Vorliegender Auszug
Rechtsprechung / BGH

BGH Beschluss vom 11.10.2001 – III ZB 50/01

III. Zivilsenat

BUNDESGERICHTSHOF

BESCHLUSS

vom

11. Oktober 2001

in dem Rechtsstreit

Der III. Zivilsenat des Bundesgerichtshofs hat am 11. Oktober 2001 durch den

Vorsitzenden Richter Dr. Rinne und die Richter Dr. Wurm, Dr. Kapsa, Dörr und

Galke

beschlossen:

Das Gesuch des Antragstellers um Prozeßkostenhilfe und um

Beiordnung eines Rechtsanwalts für die Beschwerde gegen die

Beschlüsse des 7. Zivilsenats des Oberlandesgerichts Köln vom 12.

April 2001 - 7 W 16/01 – und vom 2. August 2001 - 7 W 35/01 – wird

zurückgewiesen.

Gründe

Der Senat geht zugunsten des Antragstellers davon aus, dass dessen

am 17. September 2001 eingegangene Eingabe nicht das – als solches

unzulässige – Rechtsmittel der Beschwerde selbst sein soll, sondern

lediglich ein Prozeßkostenhilfegesuch zu deren Vorbereitung. Dieses

Gesuch ist zurückzuweisen, da die beabsichtigte Rechtsverfolgung

keine Aussicht auf Erfolg hat (§ 114 ZPO): Gegen Entscheidungen der

Oberlandesgerichte findet, abgesehen von hier nicht vorliegenden

Ausnahmefällen, keine Beschwerde statt.

Auszüge aus Datensätzen
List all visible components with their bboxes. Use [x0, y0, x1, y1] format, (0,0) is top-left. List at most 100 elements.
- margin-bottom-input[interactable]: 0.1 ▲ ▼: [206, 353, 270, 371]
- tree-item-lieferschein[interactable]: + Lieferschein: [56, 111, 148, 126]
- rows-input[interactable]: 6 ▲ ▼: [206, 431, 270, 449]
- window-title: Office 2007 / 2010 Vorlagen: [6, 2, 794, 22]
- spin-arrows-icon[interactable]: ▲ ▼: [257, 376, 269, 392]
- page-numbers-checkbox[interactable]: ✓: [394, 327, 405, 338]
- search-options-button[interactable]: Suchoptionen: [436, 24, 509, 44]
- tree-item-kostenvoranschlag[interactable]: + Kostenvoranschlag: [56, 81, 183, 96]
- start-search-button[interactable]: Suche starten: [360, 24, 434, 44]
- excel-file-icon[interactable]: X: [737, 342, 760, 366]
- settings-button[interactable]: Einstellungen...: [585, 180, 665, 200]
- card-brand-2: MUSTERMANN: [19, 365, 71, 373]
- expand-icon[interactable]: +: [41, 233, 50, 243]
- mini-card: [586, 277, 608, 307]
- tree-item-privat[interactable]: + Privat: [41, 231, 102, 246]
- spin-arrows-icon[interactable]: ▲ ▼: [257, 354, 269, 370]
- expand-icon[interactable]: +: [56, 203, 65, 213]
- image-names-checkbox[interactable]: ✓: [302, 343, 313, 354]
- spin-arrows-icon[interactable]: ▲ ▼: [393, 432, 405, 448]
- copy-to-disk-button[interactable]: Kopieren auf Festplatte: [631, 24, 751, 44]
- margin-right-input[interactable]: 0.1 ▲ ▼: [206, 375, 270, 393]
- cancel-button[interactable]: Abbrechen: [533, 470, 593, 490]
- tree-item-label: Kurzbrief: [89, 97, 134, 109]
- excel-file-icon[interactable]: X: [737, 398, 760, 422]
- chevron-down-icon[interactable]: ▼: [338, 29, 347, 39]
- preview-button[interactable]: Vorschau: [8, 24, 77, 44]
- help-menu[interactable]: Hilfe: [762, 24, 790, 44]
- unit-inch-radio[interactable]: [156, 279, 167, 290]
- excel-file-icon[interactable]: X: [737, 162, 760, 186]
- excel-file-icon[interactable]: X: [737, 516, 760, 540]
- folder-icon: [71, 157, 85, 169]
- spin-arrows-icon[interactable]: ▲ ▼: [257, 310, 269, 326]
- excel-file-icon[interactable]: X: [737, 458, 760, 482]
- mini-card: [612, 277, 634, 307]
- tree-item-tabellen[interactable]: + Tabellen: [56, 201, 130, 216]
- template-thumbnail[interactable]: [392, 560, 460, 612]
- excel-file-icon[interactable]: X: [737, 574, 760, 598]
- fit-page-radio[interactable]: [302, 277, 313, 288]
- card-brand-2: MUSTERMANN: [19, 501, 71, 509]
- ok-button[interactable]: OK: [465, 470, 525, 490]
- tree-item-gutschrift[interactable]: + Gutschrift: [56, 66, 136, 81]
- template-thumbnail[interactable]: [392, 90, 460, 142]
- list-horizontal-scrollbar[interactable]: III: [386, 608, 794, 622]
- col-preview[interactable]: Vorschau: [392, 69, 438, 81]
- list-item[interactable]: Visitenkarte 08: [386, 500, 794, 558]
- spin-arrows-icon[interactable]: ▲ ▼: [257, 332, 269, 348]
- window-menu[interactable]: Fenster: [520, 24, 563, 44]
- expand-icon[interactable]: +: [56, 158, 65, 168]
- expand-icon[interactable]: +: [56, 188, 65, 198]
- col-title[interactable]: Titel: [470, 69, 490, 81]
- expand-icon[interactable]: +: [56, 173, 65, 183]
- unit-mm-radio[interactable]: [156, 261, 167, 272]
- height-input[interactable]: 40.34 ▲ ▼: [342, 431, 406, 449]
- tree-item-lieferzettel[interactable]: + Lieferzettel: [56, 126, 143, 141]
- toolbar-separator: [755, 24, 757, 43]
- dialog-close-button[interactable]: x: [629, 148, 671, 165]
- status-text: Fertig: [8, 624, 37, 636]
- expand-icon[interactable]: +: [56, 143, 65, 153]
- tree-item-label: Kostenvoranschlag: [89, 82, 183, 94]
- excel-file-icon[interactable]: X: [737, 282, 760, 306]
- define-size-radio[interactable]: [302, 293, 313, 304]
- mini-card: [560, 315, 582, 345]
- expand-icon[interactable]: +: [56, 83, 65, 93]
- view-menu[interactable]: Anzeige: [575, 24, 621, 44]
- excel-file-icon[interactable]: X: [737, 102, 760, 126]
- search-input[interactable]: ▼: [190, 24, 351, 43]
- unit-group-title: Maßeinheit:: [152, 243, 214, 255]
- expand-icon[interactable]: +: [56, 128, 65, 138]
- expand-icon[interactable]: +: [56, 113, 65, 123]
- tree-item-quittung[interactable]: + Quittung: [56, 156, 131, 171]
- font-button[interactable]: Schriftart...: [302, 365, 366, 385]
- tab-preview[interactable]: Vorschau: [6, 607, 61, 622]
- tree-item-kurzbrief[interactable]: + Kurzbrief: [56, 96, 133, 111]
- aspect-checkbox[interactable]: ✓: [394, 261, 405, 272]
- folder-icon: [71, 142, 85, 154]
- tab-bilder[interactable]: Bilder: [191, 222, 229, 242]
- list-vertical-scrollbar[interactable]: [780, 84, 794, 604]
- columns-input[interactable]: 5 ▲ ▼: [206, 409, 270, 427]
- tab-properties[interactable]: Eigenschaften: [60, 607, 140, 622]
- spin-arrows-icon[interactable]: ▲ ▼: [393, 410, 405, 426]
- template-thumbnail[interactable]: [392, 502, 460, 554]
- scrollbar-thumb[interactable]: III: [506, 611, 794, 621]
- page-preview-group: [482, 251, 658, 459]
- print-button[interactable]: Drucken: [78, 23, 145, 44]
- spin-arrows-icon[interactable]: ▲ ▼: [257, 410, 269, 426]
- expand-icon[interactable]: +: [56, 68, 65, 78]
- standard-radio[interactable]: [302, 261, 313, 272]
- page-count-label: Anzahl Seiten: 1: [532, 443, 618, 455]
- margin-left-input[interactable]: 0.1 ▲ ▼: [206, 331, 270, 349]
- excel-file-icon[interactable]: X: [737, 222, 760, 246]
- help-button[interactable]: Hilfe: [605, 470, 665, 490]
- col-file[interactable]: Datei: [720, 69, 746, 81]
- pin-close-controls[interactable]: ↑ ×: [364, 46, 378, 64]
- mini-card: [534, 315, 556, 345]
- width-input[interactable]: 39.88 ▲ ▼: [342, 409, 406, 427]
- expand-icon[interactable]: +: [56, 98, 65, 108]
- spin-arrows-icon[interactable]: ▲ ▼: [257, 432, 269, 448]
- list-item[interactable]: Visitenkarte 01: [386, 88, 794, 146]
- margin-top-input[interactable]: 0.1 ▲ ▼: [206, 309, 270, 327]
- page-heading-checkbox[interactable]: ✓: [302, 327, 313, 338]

Fragen zum Material
A: Wiederhole den Auszug wörtlich, beginnend bei „Gesuch ist zurückzuweisen, da“ und endend bei „keine Beschwerde statt.“.
B: Übersetze diesen Satz aus dem Auszug ins Englische: „Dieses Gesuch ist zurückzuweisen, da die beabsichtigte Rechtsverfolgung keine Aussicht auf Erfolg hat (§ 114 ZPO): Gegen Entscheidungen der Oberlandesgerichte findet, abgesehen von hier nicht vorliegenden Ausnahmefällen, keine Beschwerde statt.“
Die Einträge werden zur Bearbeitung der Aufgaben nicht gebraucht.

Antworten
A:
Gesuch ist zurückzuweisen, da die beabsichtigte Rechtsverfolgung

keine Aussicht auf Erfolg hat (§ 114 ZPO): Gegen Entscheidungen der

Oberlandesgerichte findet, abgesehen von hier nicht vorliegenden

Ausnahmefällen, keine Beschwerde statt.

B: This application must be rejected because the intended legal action has no prospect of success (Section 114 ZPO): apart from exceptional cases not present here, no appeal lies against decisions of the higher regional courts.